Reproduce the listing below in its entirety. Change nothing.

++++ GIVEN RECORDS ++++

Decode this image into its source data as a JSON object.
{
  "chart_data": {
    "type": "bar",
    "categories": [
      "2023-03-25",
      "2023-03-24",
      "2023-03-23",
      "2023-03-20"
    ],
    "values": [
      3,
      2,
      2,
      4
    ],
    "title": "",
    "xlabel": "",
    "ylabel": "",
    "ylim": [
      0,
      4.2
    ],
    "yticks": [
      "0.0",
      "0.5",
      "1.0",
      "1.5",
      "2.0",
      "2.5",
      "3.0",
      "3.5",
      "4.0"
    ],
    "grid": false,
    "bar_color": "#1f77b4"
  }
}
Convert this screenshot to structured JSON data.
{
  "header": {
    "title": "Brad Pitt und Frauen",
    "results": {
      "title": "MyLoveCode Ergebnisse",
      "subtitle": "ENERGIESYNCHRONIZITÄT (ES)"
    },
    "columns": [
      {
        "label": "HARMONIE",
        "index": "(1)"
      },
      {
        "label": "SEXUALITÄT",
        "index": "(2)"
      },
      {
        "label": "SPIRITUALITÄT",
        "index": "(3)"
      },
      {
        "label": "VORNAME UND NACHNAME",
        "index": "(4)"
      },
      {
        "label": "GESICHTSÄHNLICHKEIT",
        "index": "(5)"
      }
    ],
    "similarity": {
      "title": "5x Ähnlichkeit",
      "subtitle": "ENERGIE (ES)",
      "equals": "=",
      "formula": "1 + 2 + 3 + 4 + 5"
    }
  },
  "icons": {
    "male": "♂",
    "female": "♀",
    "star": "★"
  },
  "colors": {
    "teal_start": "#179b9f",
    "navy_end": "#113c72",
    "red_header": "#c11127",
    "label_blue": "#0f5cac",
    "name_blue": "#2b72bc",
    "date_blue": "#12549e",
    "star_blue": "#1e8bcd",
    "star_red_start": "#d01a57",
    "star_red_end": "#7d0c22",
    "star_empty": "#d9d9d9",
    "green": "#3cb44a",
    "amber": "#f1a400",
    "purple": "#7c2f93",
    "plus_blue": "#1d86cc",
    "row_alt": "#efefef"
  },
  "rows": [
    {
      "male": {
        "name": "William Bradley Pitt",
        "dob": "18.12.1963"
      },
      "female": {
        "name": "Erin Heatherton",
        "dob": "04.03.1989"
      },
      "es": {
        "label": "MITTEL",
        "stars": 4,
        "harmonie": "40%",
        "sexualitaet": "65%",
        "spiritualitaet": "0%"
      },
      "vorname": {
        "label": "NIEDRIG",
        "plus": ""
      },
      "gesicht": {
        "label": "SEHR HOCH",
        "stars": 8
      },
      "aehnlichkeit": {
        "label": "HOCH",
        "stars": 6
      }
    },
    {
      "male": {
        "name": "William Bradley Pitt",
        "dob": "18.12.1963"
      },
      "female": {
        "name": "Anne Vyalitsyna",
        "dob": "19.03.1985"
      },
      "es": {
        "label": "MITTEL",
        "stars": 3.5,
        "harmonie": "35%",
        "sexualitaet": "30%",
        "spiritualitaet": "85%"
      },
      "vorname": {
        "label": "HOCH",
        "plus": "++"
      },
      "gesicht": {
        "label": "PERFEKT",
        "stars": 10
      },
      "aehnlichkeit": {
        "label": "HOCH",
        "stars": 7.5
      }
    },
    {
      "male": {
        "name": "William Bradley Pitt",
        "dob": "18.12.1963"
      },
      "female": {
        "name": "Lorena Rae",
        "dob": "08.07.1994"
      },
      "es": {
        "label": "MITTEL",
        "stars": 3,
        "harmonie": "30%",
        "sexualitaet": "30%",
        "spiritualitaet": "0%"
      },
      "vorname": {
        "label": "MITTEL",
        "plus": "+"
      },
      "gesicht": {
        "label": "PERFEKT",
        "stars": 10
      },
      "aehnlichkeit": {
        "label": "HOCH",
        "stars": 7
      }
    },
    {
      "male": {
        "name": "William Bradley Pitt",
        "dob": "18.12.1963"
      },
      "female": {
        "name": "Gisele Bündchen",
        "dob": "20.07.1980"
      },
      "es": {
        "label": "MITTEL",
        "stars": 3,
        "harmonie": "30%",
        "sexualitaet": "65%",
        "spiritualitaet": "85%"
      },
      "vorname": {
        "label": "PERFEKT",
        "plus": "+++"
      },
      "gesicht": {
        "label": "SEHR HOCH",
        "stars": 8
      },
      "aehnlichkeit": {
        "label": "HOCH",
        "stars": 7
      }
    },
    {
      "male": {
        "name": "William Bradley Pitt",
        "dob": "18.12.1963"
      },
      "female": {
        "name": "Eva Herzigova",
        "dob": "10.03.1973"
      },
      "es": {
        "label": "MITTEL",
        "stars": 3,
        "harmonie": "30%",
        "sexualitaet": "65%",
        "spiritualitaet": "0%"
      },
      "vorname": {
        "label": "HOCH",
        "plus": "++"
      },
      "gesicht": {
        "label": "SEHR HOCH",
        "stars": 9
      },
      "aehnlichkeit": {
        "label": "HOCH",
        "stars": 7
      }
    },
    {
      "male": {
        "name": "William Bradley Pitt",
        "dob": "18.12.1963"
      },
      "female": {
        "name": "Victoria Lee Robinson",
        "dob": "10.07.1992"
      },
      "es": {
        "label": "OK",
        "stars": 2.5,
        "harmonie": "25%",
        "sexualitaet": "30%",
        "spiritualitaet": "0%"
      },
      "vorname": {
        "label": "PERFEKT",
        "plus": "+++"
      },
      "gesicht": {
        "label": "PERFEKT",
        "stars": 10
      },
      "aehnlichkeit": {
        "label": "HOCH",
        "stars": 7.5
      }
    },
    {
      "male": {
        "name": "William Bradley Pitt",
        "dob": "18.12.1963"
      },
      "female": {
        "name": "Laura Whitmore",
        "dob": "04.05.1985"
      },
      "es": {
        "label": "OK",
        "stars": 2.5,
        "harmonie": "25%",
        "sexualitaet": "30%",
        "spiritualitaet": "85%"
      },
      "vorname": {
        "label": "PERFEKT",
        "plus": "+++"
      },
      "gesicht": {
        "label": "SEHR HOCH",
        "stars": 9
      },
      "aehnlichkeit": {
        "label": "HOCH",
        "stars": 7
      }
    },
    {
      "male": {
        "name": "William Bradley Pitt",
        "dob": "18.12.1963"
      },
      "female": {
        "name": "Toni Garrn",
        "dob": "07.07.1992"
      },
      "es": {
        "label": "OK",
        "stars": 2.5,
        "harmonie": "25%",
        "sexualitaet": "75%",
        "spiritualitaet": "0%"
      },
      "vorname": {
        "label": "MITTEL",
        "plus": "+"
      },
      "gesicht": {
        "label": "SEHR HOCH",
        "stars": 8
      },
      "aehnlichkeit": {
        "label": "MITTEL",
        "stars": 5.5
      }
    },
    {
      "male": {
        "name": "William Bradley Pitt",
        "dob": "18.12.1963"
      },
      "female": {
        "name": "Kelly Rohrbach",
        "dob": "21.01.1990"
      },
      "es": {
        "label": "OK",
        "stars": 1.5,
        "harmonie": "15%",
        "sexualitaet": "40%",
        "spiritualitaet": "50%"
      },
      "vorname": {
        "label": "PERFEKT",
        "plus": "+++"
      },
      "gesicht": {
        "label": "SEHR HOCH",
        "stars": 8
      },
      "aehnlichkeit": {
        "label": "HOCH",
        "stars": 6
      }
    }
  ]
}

++++

WRITTEN SOLUTION:
Decode this image into its source data as a JSON object.
{
  "chart_data": {
    "type": "bar",
    "categories": [
      "2023-03-25",
      "2023-03-24",
      "2023-03-23",
      "2023-03-20"
    ],
    "values": [
      3,
      2,
      2,
      4
    ],
    "title": "",
    "xlabel": "",
    "ylabel": "",
    "ylim": [
      0,
      4.2
    ],
    "yticks": [
      "0.0",
      "0.5",
      "1.0",
      "1.5",
      "2.0",
      "2.5",
      "3.0",
      "3.5",
      "4.0"
    ],
    "grid": false,
    "bar_color": "#1f77b4"
  }
}
Convert this screenshot to structured JSON data.
{
  "header": {
    "title": "Brad Pitt und Frauen",
    "results": {
      "title": "MyLoveCode Ergebnisse",
      "subtitle": "ENERGIESYNCHRONIZITÄT (ES)"
    },
    "columns": [
      {
        "label": "HARMONIE",
        "index": "(1)"
      },
      {
        "label": "SEXUALITÄT",
        "index": "(2)"
      },
      {
        "label": "SPIRITUALITÄT",
        "index": "(3)"
      },
      {
        "label": "VORNAME UND NACHNAME",
        "index": "(4)"
      },
      {
        "label": "GESICHTSÄHNLICHKEIT",
        "index": "(5)"
      }
    ],
    "similarity": {
      "title": "5x Ähnlichkeit",
      "subtitle": "ENERGIE (ES)",
      "equals": "=",
      "formula": "1 + 2 + 3 + 4 + 5"
    }
  },
  "icons": {
    "male": "♂",
    "female": "♀",
    "star": "★"
  },
  "colors": {
    "teal_start": "#179b9f",
    "navy_end": "#113c72",
    "red_header": "#c11127",
    "label_blue": "#0f5cac",
    "name_blue": "#2b72bc",
    "date_blue": "#12549e",
    "star_blue": "#1e8bcd",
    "star_red_start": "#d01a57",
    "star_red_end": "#7d0c22",
    "star_empty": "#d9d9d9",
    "green": "#3cb44a",
    "amber": "#f1a400",
    "purple": "#7c2f93",
    "plus_blue": "#1d86cc",
    "row_alt": "#efefef"
  },
  "rows": [
    {
      "male": {
        "name": "William Bradley Pitt",
        "dob": "18.12.1963"
      },
      "female": {
        "name": "Erin Heatherton",
        "dob": "04.03.1989"
      },
      "es": {
        "label": "MITTEL",
        "stars": 4,
        "harmonie": "40%",
        "sexualitaet": "65%",
        "spiritualitaet": "0%"
      },
      "vorname": {
        "label": "NIEDRIG",
        "plus": ""
      },
      "gesicht": {
        "label": "SEHR HOCH",
        "stars": 8
      },
      "aehnlichkeit": {
        "label": "HOCH",
        "stars": 6
      }
    },
    {
      "male": {
        "name": "William Bradley Pitt",
        "dob": "18.12.1963"
      },
      "female": {
        "name": "Anne Vyalitsyna",
        "dob": "19.03.1985"
      },
      "es": {
        "label": "MITTEL",
        "stars": 3.5,
        "harmonie": "35%",
        "sexualitaet": "30%",
        "spiritualitaet": "85%"
      },
      "vorname": {
        "label": "HOCH",
        "plus": "++"
      },
      "gesicht": {
        "label": "PERFEKT",
        "stars": 10
      },
      "aehnlichkeit": {
        "label": "HOCH",
        "stars": 7.5
      }
    },
    {
      "male": {
        "name": "William Bradley Pitt",
        "dob": "18.12.1963"
      },
      "female": {
        "name": "Lorena Rae",
        "dob": "08.07.1994"
      },
      "es": {
        "label": "MITTEL",
        "stars": 3,
        "harmonie": "30%",
        "sexualitaet": "30%",
        "spiritualitaet": "0%"
      },
      "vorname": {
        "label": "MITTEL",
        "plus": "+"
      },
      "gesicht": {
        "label": "PERFEKT",
        "stars": 10
      },
      "aehnlichkeit": {
        "label": "HOCH",
        "stars": 7
      }
    },
    {
      "male": {
        "name": "William Bradley Pitt",
        "dob": "18.12.1963"
      },
      "female": {
        "name": "Gisele Bündchen",
        "dob": "20.07.1980"
      },
      "es": {
        "label": "MITTEL",
        "stars": 3,
        "harmonie": "30%",
        "sexualitaet": "65%",
        "spiritualitaet": "85%"
      },
      "vorname": {
        "label": "PERFEKT",
        "plus": "+++"
      },
      "gesicht": {
        "label": "SEHR HOCH",
        "stars": 8
      },
      "aehnlichkeit": {
        "label": "HOCH",
        "stars": 7
      }
    },
    {
      "male": {
        "name": "William Bradley Pitt",
        "dob": "18.12.1963"
      },
      "female": {
        "name": "Eva Herzigova",
        "dob": "10.03.1973"
      },
      "es": {
        "label": "MITTEL",
        "stars": 3,
        "harmonie": "30%",
        "sexualitaet": "65%",
        "spiritualitaet": "0%"
      },
      "vorname": {
        "label": "HOCH",
        "plus": "++"
      },
      "gesicht": {
        "label": "SEHR HOCH",
        "stars": 9
      },
      "aehnlichkeit": {
        "label": "HOCH",
        "stars": 7
      }
    },
    {
      "male": {
        "name": "William Bradley Pitt",
        "dob": "18.12.1963"
      },
      "female": {
        "name": "Victoria Lee Robinson",
        "dob": "10.07.1992"
      },
      "es": {
        "label": "OK",
        "stars": 2.5,
        "harmonie": "25%",
        "sexualitaet": "30%",
        "spiritualitaet": "0%"
      },
      "vorname": {
        "label": "PERFEKT",
        "plus": "+++"
      },
      "gesicht": {
        "label": "PERFEKT",
        "stars": 10
      },
      "aehnlichkeit": {
        "label": "HOCH",
        "stars": 7.5
      }
    },
    {
      "male": {
        "name": "William Bradley Pitt",
        "dob": "18.12.1963"
      },
      "female": {
        "name": "Laura Whitmore",
        "dob": "04.05.1985"
      },
      "es": {
        "label": "OK",
        "stars": 2.5,
        "harmonie": "25%",
        "sexualitaet": "30%",
        "spiritualitaet": "85%"
      },
      "vorname": {
        "label": "PERFEKT",
        "plus": "+++"
      },
      "gesicht": {
        "label": "SEHR HOCH",
        "stars": 9
      },
      "aehnlichkeit": {
        "label": "HOCH",
        "stars": 7
      }
    },
    {
      "male": {
        "name": "William Bradley Pitt",
        "dob": "18.12.1963"
      },
      "female": {
        "name": "Toni Garrn",
        "dob": "07.07.1992"
      },
      "es": {
        "label": "OK",
        "stars": 2.5,
        "harmonie": "25%",
        "sexualitaet": "75%",
        "spiritualitaet": "0%"
      },
      "vorname": {
        "label": "MITTEL",
        "plus": "+"
      },
      "gesicht": {
        "label": "SEHR HOCH",
        "stars": 8
      },
      "aehnlichkeit": {
        "label": "MITTEL",
        "stars": 5.5
      }
    },
    {
      "male": {
        "name": "William Bradley Pitt",
        "dob": "18.12.1963"
      },
      "female": {
        "name": "Kelly Rohrbach",
        "dob": "21.01.1990"
      },
      "es": {
        "label": "OK",
        "stars": 1.5,
        "harmonie": "15%",
        "sexualitaet": "40%",
        "spiritualitaet": "50%"
      },
      "vorname": {
        "label": "PERFEKT",
        "plus": "+++"
      },
      "gesicht": {
        "label": "SEHR HOCH",
        "stars": 8
      },
      "aehnlichkeit": {
        "label": "HOCH",
        "stars": 6
      }
    }
  ]
}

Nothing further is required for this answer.